DATA SHOWN:
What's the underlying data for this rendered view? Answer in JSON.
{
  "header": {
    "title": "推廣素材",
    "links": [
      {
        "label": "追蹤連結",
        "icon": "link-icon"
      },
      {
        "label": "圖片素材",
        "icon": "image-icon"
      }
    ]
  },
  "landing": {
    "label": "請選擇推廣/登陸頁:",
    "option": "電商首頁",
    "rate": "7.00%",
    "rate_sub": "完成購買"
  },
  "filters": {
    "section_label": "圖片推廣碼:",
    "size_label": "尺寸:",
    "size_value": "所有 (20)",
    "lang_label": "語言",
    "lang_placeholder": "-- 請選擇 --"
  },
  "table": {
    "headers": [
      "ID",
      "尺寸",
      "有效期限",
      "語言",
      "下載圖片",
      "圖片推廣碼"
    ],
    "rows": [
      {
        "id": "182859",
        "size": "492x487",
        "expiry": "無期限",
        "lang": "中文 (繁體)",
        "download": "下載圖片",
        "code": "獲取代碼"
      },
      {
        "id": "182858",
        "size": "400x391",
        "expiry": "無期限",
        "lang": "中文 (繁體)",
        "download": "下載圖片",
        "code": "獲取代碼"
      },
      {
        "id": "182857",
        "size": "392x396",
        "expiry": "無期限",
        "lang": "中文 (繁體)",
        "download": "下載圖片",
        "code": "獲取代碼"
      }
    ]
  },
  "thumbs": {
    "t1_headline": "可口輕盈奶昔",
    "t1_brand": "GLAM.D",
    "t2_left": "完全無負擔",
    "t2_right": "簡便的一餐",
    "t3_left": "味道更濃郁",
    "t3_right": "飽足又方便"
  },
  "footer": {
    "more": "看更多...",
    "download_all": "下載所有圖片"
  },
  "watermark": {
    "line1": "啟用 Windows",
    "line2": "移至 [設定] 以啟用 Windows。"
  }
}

AIM OF THE EXERCISE: Give the entries once more, exactly as they appear.

RESULT OF THE TASK:
What's the underlying data for this rendered view? Answer in JSON.
{
  "header": {
    "title": "推廣素材",
    "links": [
      {
        "label": "追蹤連結",
        "icon": "link-icon"
      },
      {
        "label": "圖片素材",
        "icon": "image-icon"
      }
    ]
  },
  "landing": {
    "label": "請選擇推廣/登陸頁:",
    "option": "電商首頁",
    "rate": "7.00%",
    "rate_sub": "完成購買"
  },
  "filters": {
    "section_label": "圖片推廣碼:",
    "size_label": "尺寸:",
    "size_value": "所有 (20)",
    "lang_label": "語言",
    "lang_placeholder": "-- 請選擇 --"
  },
  "table": {
    "headers": [
      "ID",
      "尺寸",
      "有效期限",
      "語言",
      "下載圖片",
      "圖片推廣碼"
    ],
    "rows": [
      {
        "id": "182859",
        "size": "492x487",
        "expiry": "無期限",
        "lang": "中文 (繁體)",
        "download": "下載圖片",
        "code": "獲取代碼"
      },
      {
        "id": "182858",
        "size": "400x391",
        "expiry": "無期限",
        "lang": "中文 (繁體)",
        "download": "下載圖片",
        "code": "獲取代碼"
      },
      {
        "id": "182857",
        "size": "392x396",
        "expiry": "無期限",
        "lang": "中文 (繁體)",
        "download": "下載圖片",
        "code": "獲取代碼"
      }
    ]
  },
  "thumbs": {
    "t1_headline": "可口輕盈奶昔",
    "t1_brand": "GLAM.D",
    "t2_left": "完全無負擔",
    "t2_right": "簡便的一餐",
    "t3_left": "味道更濃郁",
    "t3_right": "飽足又方便"
  },
  "footer": {
    "more": "看更多...",
    "download_all": "下載所有圖片"
  },
  "watermark": {
    "line1": "啟用 Windows",
    "line2": "移至 [設定] 以啟用 Windows。"
  }
}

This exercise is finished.